> What is expected: Copy the listing below line for line, leaving out the pictures.

------ Material for the task

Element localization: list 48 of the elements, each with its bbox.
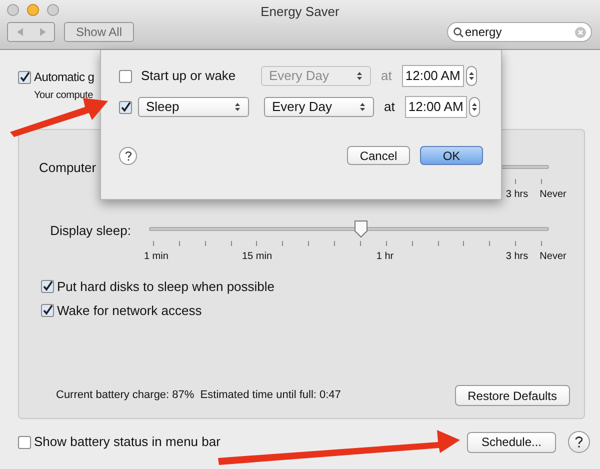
tick-label: 15 min [242,250,272,264]
time-stepper[interactable] [466,66,477,86]
checkbox[interactable] [119,70,132,82]
help-icon[interactable] [568,431,590,453]
battery-status-text: Current battery charge: 87% Estimated time until full: 0:47 [56,388,341,404]
at-label: at [381,67,392,86]
day-dropdown[interactable]: Every Day [264,97,374,117]
checkbox[interactable] [18,70,31,84]
checkbox[interactable] [18,436,31,448]
time-field[interactable]: 12:00 AM [402,65,464,87]
minimize-icon[interactable] [27,4,39,16]
ok-button[interactable]: OK [420,146,483,165]
checkbox[interactable] [41,304,54,317]
option-label: Wake for network access [57,302,202,320]
option-label: Automatic g [34,69,94,86]
event-label: Start up or wake [141,67,237,86]
time-field[interactable]: 12:00 AM [404,96,467,118]
slider-thumb[interactable] [354,220,368,238]
restore-defaults-button[interactable]: Restore Defaults [454,385,570,406]
tick-label: 1 min [144,250,168,264]
help-icon[interactable] [119,146,137,164]
checkbox[interactable] [41,280,54,294]
updown-arrows-icon [356,71,363,81]
checkbox[interactable] [119,100,132,114]
tick-label: 3 hrs [506,250,528,264]
slider-label: Computer [39,159,98,177]
description-text: Your compute [34,89,93,103]
updown-arrows-icon [470,102,478,112]
schedule-button[interactable]: Schedule... [467,432,556,452]
slider-label: Display sleep: [50,223,131,238]
window-title: Energy Saver [260,3,340,21]
search-icon [453,26,464,38]
tick-label: Never [540,188,566,202]
search-text: energy [465,24,503,41]
search-field[interactable]: energy [447,22,592,42]
updown-arrows-icon [359,102,366,112]
event-dropdown[interactable]: Sleep [138,97,249,117]
at-label: at [384,98,395,116]
option-label: Show battery status in menu bar [34,433,220,452]
option-label: Put hard disks to sleep when possible [57,278,275,296]
updown-arrows-icon [468,71,475,81]
tick-label: Never [540,250,566,264]
tick-label: 3 hrs [506,188,528,202]
updown-arrows-icon [234,102,241,112]
show-all-button[interactable]: Show All [64,22,134,42]
time-stepper[interactable] [468,97,480,117]
tick-label: 1 hr [376,250,394,264]
cancel-button[interactable]: Cancel [347,146,410,165]
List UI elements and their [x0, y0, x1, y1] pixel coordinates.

------------

> Reply to the task:
Element localization: list 48 of the elements, each with its bbox.
tick-label: 15 min [242,250,272,264]
time-stepper[interactable] [466,66,477,86]
checkbox[interactable] [119,70,132,82]
help-icon[interactable] [568,431,590,453]
battery-status-text: Current battery charge: 87% Estimated time until full: 0:47 [56,388,341,404]
at-label: at [381,67,392,86]
day-dropdown[interactable]: Every Day [264,97,374,117]
checkbox[interactable] [18,70,31,84]
checkbox[interactable] [18,436,31,448]
time-field[interactable]: 12:00 AM [402,65,464,87]
minimize-icon[interactable] [27,4,39,16]
ok-button[interactable]: OK [420,146,483,165]
checkbox[interactable] [41,304,54,317]
option-label: Wake for network access [57,302,202,320]
option-label: Automatic g [34,69,94,86]
event-label: Start up or wake [141,67,237,86]
time-field[interactable]: 12:00 AM [404,96,467,118]
slider-thumb[interactable] [354,220,368,238]
restore-defaults-button[interactable]: Restore Defaults [454,385,570,406]
tick-label: 1 min [144,250,168,264]
help-icon[interactable] [119,146,137,164]
checkbox[interactable] [41,280,54,294]
updown-arrows-icon [356,71,363,81]
checkbox[interactable] [119,100,132,114]
tick-label: 3 hrs [506,250,528,264]
slider-label: Computer [39,159,98,177]
description-text: Your compute [34,89,93,103]
updown-arrows-icon [470,102,478,112]
schedule-button[interactable]: Schedule... [467,432,556,452]
slider-label: Display sleep: [50,223,131,238]
window-title: Energy Saver [260,3,340,21]
search-icon [453,26,464,38]
tick-label: Never [540,188,566,202]
search-text: energy [465,24,503,41]
search-field[interactable]: energy [447,22,592,42]
updown-arrows-icon [359,102,366,112]
event-dropdown[interactable]: Sleep [138,97,249,117]
at-label: at [384,98,395,116]
option-label: Show battery status in menu bar [34,433,220,452]
option-label: Put hard disks to sleep when possible [57,278,275,296]
updown-arrows-icon [468,71,475,81]
tick-label: Never [540,250,566,264]
tick-label: 3 hrs [506,188,528,202]
updown-arrows-icon [234,102,241,112]
show-all-button[interactable]: Show All [64,22,134,42]
time-stepper[interactable] [468,97,480,117]
tick-label: 1 hr [376,250,394,264]
cancel-button[interactable]: Cancel [347,146,410,165]
List UI elements and their [x0, y0, x1, y1] pixel coordinates.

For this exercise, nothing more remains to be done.